* [GIVEN PROBLEM]
Extract all lines containing "rate".

* [RECORDED INFORMATION]

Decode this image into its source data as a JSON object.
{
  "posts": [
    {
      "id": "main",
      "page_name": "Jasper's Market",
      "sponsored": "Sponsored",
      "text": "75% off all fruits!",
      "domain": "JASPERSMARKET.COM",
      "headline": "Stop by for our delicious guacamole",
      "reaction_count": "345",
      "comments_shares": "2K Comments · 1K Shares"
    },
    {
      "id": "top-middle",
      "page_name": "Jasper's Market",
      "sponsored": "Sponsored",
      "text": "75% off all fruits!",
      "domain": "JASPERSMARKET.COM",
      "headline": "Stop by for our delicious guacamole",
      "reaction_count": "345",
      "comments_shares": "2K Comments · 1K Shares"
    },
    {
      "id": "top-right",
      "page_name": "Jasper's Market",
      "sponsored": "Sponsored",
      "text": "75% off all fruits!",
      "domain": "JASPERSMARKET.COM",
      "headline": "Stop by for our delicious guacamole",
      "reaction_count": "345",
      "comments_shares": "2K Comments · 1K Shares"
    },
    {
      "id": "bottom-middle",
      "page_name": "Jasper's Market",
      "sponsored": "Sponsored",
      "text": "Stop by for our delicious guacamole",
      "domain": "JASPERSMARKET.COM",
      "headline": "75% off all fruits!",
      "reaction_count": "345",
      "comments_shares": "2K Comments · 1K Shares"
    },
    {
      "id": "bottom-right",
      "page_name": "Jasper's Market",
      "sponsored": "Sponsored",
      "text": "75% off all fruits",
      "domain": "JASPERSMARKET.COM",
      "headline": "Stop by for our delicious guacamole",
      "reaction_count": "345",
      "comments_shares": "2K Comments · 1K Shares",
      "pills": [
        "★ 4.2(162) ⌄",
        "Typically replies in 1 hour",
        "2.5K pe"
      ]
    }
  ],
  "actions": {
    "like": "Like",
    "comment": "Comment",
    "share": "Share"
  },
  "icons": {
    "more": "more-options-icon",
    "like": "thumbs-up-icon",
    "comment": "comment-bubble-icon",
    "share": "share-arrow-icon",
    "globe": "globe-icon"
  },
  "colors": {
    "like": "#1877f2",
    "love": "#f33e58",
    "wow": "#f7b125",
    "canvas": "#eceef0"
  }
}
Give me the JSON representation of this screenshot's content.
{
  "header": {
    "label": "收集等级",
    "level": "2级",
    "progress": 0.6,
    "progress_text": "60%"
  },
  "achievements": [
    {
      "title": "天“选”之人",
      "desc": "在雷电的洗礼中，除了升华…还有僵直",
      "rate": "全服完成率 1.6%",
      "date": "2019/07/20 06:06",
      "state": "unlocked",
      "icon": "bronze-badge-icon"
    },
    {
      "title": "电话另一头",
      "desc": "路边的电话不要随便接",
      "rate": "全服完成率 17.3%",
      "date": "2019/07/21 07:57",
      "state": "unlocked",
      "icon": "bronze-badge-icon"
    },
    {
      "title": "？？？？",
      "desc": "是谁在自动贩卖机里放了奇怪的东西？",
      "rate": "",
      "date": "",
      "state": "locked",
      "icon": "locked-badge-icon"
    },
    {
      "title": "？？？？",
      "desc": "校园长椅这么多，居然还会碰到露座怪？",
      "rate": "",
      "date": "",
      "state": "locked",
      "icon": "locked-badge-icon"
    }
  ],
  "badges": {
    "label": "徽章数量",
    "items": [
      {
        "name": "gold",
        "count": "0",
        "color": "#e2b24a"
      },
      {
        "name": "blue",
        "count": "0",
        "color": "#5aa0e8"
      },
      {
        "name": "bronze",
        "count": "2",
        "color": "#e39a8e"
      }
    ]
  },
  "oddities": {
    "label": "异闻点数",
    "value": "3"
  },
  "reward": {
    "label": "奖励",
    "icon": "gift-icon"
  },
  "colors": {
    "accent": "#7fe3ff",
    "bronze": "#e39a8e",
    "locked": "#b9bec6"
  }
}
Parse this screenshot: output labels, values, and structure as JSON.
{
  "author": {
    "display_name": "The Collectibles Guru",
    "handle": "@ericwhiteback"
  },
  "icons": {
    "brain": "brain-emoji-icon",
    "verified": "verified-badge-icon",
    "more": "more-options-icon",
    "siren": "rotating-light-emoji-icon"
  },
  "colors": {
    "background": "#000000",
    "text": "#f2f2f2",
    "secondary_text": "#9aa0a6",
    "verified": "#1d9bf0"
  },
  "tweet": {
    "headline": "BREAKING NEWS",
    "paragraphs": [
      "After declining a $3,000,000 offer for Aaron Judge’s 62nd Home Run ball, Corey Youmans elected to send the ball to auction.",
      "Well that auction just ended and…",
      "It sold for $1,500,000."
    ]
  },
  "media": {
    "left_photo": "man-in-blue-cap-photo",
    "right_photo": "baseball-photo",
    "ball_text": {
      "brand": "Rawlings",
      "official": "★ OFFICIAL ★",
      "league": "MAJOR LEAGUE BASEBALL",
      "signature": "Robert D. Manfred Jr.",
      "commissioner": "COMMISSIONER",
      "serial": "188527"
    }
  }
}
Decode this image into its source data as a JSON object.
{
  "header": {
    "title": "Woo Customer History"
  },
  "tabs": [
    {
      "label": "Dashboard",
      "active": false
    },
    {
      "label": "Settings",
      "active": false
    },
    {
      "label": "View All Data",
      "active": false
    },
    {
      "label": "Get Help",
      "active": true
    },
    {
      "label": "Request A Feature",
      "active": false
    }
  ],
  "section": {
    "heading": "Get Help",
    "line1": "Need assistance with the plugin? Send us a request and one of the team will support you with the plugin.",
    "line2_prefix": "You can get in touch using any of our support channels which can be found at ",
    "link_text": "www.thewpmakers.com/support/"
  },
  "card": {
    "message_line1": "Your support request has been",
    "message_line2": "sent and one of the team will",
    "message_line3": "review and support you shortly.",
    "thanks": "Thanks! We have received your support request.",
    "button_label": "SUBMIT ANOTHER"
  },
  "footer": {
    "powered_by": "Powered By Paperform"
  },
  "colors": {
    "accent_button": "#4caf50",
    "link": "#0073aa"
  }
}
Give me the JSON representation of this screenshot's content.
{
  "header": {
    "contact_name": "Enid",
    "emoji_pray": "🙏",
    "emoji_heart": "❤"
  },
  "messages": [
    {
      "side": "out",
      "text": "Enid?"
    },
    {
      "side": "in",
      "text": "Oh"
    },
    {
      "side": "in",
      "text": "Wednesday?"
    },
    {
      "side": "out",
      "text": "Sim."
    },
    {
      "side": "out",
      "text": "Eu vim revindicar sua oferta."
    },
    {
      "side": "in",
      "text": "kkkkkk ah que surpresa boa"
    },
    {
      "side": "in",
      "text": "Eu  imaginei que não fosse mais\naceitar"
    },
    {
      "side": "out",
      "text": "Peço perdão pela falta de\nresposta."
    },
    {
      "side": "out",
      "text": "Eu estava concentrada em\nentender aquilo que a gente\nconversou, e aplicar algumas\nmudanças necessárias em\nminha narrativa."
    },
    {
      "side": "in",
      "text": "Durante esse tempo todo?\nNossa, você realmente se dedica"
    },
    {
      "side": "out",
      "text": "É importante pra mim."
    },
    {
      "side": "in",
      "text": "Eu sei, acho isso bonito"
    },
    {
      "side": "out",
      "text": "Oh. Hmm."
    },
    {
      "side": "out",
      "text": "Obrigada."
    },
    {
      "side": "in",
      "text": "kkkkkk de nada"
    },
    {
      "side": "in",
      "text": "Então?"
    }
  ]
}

* [REPLY]
      "rate": "全服完成率 1.6%",
      "rate": "全服完成率 17.3%",
      "rate": "",
      "rate": "",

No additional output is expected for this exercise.